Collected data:

§

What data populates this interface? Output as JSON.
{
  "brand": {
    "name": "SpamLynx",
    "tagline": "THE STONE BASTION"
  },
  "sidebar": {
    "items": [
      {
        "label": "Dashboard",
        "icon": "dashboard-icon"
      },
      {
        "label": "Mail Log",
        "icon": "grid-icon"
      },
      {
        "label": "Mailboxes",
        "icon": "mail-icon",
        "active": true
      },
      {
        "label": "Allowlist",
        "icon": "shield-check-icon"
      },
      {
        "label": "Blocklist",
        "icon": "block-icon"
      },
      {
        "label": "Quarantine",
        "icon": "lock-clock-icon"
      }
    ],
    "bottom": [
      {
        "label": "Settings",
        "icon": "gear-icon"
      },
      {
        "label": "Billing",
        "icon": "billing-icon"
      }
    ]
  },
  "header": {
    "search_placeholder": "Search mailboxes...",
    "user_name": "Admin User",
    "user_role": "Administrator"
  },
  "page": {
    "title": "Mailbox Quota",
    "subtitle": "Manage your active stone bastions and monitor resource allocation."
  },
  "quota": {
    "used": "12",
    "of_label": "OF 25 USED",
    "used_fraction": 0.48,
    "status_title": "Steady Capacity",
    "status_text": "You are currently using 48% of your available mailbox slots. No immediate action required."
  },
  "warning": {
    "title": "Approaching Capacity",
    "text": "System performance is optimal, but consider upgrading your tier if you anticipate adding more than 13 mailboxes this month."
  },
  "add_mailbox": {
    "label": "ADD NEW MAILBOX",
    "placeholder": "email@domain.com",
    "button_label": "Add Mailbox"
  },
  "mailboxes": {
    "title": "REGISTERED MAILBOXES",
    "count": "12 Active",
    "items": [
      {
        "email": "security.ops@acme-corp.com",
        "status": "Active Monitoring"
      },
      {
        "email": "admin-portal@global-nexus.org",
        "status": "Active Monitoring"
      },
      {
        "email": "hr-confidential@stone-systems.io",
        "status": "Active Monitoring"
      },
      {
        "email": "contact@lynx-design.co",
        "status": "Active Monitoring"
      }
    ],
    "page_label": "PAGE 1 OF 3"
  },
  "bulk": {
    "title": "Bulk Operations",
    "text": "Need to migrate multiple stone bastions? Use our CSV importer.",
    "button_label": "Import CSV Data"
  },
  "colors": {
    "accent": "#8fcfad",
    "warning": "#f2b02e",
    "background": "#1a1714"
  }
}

§

▸ SET PROBLEM: Take the listing above and set it down exactly.

▸ SOLVED PROBLEM:
What data populates this interface? Output as JSON.
{
  "brand": {
    "name": "SpamLynx",
    "tagline": "THE STONE BASTION"
  },
  "sidebar": {
    "items": [
      {
        "label": "Dashboard",
        "icon": "dashboard-icon"
      },
      {
        "label": "Mail Log",
        "icon": "grid-icon"
      },
      {
        "label": "Mailboxes",
        "icon": "mail-icon",
        "active": true
      },
      {
        "label": "Allowlist",
        "icon": "shield-check-icon"
      },
      {
        "label": "Blocklist",
        "icon": "block-icon"
      },
      {
        "label": "Quarantine",
        "icon": "lock-clock-icon"
      }
    ],
    "bottom": [
      {
        "label": "Settings",
        "icon": "gear-icon"
      },
      {
        "label": "Billing",
        "icon": "billing-icon"
      }
    ]
  },
  "header": {
    "search_placeholder": "Search mailboxes...",
    "user_name": "Admin User",
    "user_role": "Administrator"
  },
  "page": {
    "title": "Mailbox Quota",
    "subtitle": "Manage your active stone bastions and monitor resource allocation."
  },
  "quota": {
    "used": "12",
    "of_label": "OF 25 USED",
    "used_fraction": 0.48,
    "status_title": "Steady Capacity",
    "status_text": "You are currently using 48% of your available mailbox slots. No immediate action required."
  },
  "warning": {
    "title": "Approaching Capacity",
    "text": "System performance is optimal, but consider upgrading your tier if you anticipate adding more than 13 mailboxes this month."
  },
  "add_mailbox": {
    "label": "ADD NEW MAILBOX",
    "placeholder": "email@domain.com",
    "button_label": "Add Mailbox"
  },
  "mailboxes": {
    "title": "REGISTERED MAILBOXES",
    "count": "12 Active",
    "items": [
      {
        "email": "security.ops@acme-corp.com",
        "status": "Active Monitoring"
      },
      {
        "email": "admin-portal@global-nexus.org",
        "status": "Active Monitoring"
      },
      {
        "email": "hr-confidential@stone-systems.io",
        "status": "Active Monitoring"
      },
      {
        "email": "contact@lynx-design.co",
        "status": "Active Monitoring"
      }
    ],
    "page_label": "PAGE 1 OF 3"
  },
  "bulk": {
    "title": "Bulk Operations",
    "text": "Need to migrate multiple stone bastions? Use our CSV importer.",
    "button_label": "Import CSV Data"
  },
  "colors": {
    "accent": "#8fcfad",
    "warning": "#f2b02e",
    "background": "#1a1714"
  }
}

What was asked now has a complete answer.